━━ PROVIDED RECORDS ━━

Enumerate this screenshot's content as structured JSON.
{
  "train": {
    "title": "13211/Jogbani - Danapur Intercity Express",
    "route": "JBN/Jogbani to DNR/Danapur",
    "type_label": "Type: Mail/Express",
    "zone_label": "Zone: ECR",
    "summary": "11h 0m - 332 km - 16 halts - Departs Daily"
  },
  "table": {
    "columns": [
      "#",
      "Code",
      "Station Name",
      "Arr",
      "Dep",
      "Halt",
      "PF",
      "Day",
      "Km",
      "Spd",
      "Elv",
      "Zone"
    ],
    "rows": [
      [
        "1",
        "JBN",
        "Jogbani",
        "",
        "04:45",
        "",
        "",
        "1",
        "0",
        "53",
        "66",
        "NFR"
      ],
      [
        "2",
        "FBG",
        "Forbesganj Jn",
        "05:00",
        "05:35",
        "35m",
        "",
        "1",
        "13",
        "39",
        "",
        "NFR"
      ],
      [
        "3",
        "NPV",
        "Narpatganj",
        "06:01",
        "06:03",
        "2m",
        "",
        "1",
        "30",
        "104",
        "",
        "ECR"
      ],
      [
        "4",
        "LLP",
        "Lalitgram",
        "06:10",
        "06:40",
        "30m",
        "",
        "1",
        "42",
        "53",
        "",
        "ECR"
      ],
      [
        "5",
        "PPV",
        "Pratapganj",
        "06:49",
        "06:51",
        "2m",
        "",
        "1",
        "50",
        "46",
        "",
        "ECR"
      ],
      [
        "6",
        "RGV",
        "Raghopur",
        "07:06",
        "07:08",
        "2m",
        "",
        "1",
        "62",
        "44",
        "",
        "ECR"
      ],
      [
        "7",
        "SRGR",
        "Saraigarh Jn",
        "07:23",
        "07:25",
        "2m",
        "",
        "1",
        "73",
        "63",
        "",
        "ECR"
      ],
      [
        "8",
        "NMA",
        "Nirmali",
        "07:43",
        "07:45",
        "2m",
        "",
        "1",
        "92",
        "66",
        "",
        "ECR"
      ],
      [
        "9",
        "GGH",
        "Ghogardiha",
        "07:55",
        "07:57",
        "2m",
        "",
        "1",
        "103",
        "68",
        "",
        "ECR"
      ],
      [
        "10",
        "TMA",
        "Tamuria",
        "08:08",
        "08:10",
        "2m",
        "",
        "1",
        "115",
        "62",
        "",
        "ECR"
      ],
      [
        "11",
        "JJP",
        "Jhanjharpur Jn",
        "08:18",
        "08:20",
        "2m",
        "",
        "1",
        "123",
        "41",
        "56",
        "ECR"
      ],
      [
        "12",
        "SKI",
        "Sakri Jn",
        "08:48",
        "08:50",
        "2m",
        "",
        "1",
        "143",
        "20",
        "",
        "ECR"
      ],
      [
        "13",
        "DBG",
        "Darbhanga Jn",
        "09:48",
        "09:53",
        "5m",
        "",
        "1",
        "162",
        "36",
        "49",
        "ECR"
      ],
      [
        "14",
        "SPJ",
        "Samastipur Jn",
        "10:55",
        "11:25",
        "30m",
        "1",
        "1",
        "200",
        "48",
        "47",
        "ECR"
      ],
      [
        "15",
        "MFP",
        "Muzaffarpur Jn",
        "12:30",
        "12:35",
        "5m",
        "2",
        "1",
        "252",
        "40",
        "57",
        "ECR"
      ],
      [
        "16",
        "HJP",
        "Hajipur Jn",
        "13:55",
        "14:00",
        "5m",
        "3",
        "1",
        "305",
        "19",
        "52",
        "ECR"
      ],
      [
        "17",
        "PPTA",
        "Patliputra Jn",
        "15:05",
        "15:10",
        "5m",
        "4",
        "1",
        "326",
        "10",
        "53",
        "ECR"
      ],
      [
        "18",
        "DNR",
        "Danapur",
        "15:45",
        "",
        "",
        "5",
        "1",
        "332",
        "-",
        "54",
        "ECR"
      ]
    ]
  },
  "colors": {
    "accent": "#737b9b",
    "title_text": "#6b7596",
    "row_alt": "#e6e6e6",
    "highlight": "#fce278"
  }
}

━━━

→ WHAT YOU HAVE TO DO: Your task is to extract all of the records exactly.

→ OUTPUT OF THE TASK:
Enumerate this screenshot's content as structured JSON.
{
  "train": {
    "title": "13211/Jogbani - Danapur Intercity Express",
    "route": "JBN/Jogbani to DNR/Danapur",
    "type_label": "Type: Mail/Express",
    "zone_label": "Zone: ECR",
    "summary": "11h 0m - 332 km - 16 halts - Departs Daily"
  },
  "table": {
    "columns": [
      "#",
      "Code",
      "Station Name",
      "Arr",
      "Dep",
      "Halt",
      "PF",
      "Day",
      "Km",
      "Spd",
      "Elv",
      "Zone"
    ],
    "rows": [
      [
        "1",
        "JBN",
        "Jogbani",
        "",
        "04:45",
        "",
        "",
        "1",
        "0",
        "53",
        "66",
        "NFR"
      ],
      [
        "2",
        "FBG",
        "Forbesganj Jn",
        "05:00",
        "05:35",
        "35m",
        "",
        "1",
        "13",
        "39",
        "",
        "NFR"
      ],
      [
        "3",
        "NPV",
        "Narpatganj",
        "06:01",
        "06:03",
        "2m",
        "",
        "1",
        "30",
        "104",
        "",
        "ECR"
      ],
      [
        "4",
        "LLP",
        "Lalitgram",
        "06:10",
        "06:40",
        "30m",
        "",
        "1",
        "42",
        "53",
        "",
        "ECR"
      ],
      [
        "5",
        "PPV",
        "Pratapganj",
        "06:49",
        "06:51",
        "2m",
        "",
        "1",
        "50",
        "46",
        "",
        "ECR"
      ],
      [
        "6",
        "RGV",
        "Raghopur",
        "07:06",
        "07:08",
        "2m",
        "",
        "1",
        "62",
        "44",
        "",
        "ECR"
      ],
      [
        "7",
        "SRGR",
        "Saraigarh Jn",
        "07:23",
        "07:25",
        "2m",
        "",
        "1",
        "73",
        "63",
        "",
        "ECR"
      ],
      [
        "8",
        "NMA",
        "Nirmali",
        "07:43",
        "07:45",
        "2m",
        "",
        "1",
        "92",
        "66",
        "",
        "ECR"
      ],
      [
        "9",
        "GGH",
        "Ghogardiha",
        "07:55",
        "07:57",
        "2m",
        "",
        "1",
        "103",
        "68",
        "",
        "ECR"
      ],
      [
        "10",
        "TMA",
        "Tamuria",
        "08:08",
        "08:10",
        "2m",
        "",
        "1",
        "115",
        "62",
        "",
        "ECR"
      ],
      [
        "11",
        "JJP",
        "Jhanjharpur Jn",
        "08:18",
        "08:20",
        "2m",
        "",
        "1",
        "123",
        "41",
        "56",
        "ECR"
      ],
      [
        "12",
        "SKI",
        "Sakri Jn",
        "08:48",
        "08:50",
        "2m",
        "",
        "1",
        "143",
        "20",
        "",
        "ECR"
      ],
      [
        "13",
        "DBG",
        "Darbhanga Jn",
        "09:48",
        "09:53",
        "5m",
        "",
        "1",
        "162",
        "36",
        "49",
        "ECR"
      ],
      [
        "14",
        "SPJ",
        "Samastipur Jn",
        "10:55",
        "11:25",
        "30m",
        "1",
        "1",
        "200",
        "48",
        "47",
        "ECR"
      ],
      [
        "15",
        "MFP",
        "Muzaffarpur Jn",
        "12:30",
        "12:35",
        "5m",
        "2",
        "1",
        "252",
        "40",
        "57",
        "ECR"
      ],
      [
        "16",
        "HJP",
        "Hajipur Jn",
        "13:55",
        "14:00",
        "5m",
        "3",
        "1",
        "305",
        "19",
        "52",
        "ECR"
      ],
      [
        "17",
        "PPTA",
        "Patliputra Jn",
        "15:05",
        "15:10",
        "5m",
        "4",
        "1",
        "326",
        "10",
        "53",
        "ECR"
      ],
      [
        "18",
        "DNR",
        "Danapur",
        "15:45",
        "",
        "",
        "5",
        "1",
        "332",
        "-",
        "54",
        "ECR"
      ]
    ]
  },
  "colors": {
    "accent": "#737b9b",
    "title_text": "#6b7596",
    "row_alt": "#e6e6e6",
    "highlight": "#fce278"
  }
}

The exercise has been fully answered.